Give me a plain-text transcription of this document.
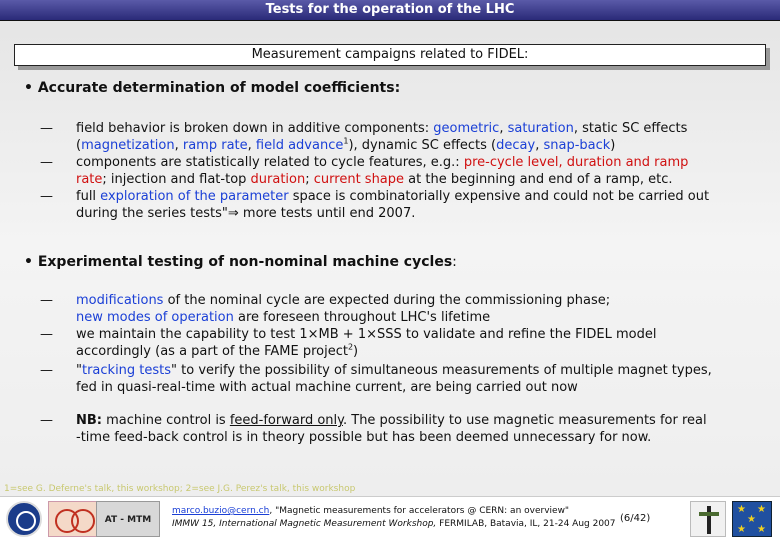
Tests for the operation of the LHC
Measurement campaigns related to FIDEL:
• Accurate determination of model coefficients:
— field behavior is broken down in additive components: geometric, saturation, static SC effects
(magnetization, ramp rate, field advance$^1$), dynamic SC effects (decay, snap-back)
— components are statistically related to cycle features, e.g.: pre-cycle level, duration and ramp
rate; injection and flat-top duration; current shape at the beginning and end of a ramp, etc.
— full exploration of the parameter space is combinatorially expensive and could not be carried out
during the series tests"⇒ more tests until end 2007.
• Experimental testing of non-nominal machine cycles:
— modifications of the nominal cycle are expected during the commissioning phase;
new modes of operation are foreseen throughout LHC's lifetime
— we maintain the capability to test 1×MB + 1×SSS to validate and refine the FIDEL model
accordingly (as a part of the FAME project$^2$)
— "tracking tests" to verify the possibility of simultaneous measurements of multiple magnet types,
fed in quasi-real-time with actual machine current, are being carried out now
— NB: machine control is feed-forward only. The possibility to use magnetic measurements for real
-time feed-back control is in theory possible but has been deemed unnecessary for now.
1=see G. Deferne's talk, this workshop; 2=see J.G. Perez's talk, this workshop
AT - MTM
marco.buzio@cern.ch, "Magnetic measurements for accelerators @ CERN: an overview"
IMMW 15, International Magnetic Measurement Workshop, FERMILAB, Batavia, IL, 21-24 Aug 2007 (6/42)
★ ★
★
★ ★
· · ·
→ Exercise description: Please write out all of the material above without changing a word, and omit any pictures.

→ Result of the exercise:
Give me a plain-text transcription of this document.
Tests for the operation of the LHC
Measurement campaigns related to FIDEL:
• Accurate determination of model coefficients:
— field behavior is broken down in additive components: geometric, saturation, static SC effects
(magnetization, ramp rate, field advance$^1$), dynamic SC effects (decay, snap-back)
— components are statistically related to cycle features, e.g.: pre-cycle level, duration and ramp
rate; injection and flat-top duration; current shape at the beginning and end of a ramp, etc.
— full exploration of the parameter space is combinatorially expensive and could not be carried out
during the series tests"⇒ more tests until end 2007.
• Experimental testing of non-nominal machine cycles:
— modifications of the nominal cycle are expected during the commissioning phase;
new modes of operation are foreseen throughout LHC's lifetime
— we maintain the capability to test 1×MB + 1×SSS to validate and refine the FIDEL model
accordingly (as a part of the FAME project$^2$)
— "tracking tests" to verify the possibility of simultaneous measurements of multiple magnet types,
fed in quasi-real-time with actual machine current, are being carried out now
— NB: machine control is feed-forward only. The possibility to use magnetic measurements for real
-time feed-back control is in theory possible but has been deemed unnecessary for now.
1=see G. Deferne's talk, this workshop; 2=see J.G. Perez's talk, this workshop
AT - MTM
marco.buzio@cern.ch, "Magnetic measurements for accelerators @ CERN: an overview"
IMMW 15, International Magnetic Measurement Workshop, FERMILAB, Batavia, IL, 21-24 Aug 2007 (6/42)
★ ★
★
★ ★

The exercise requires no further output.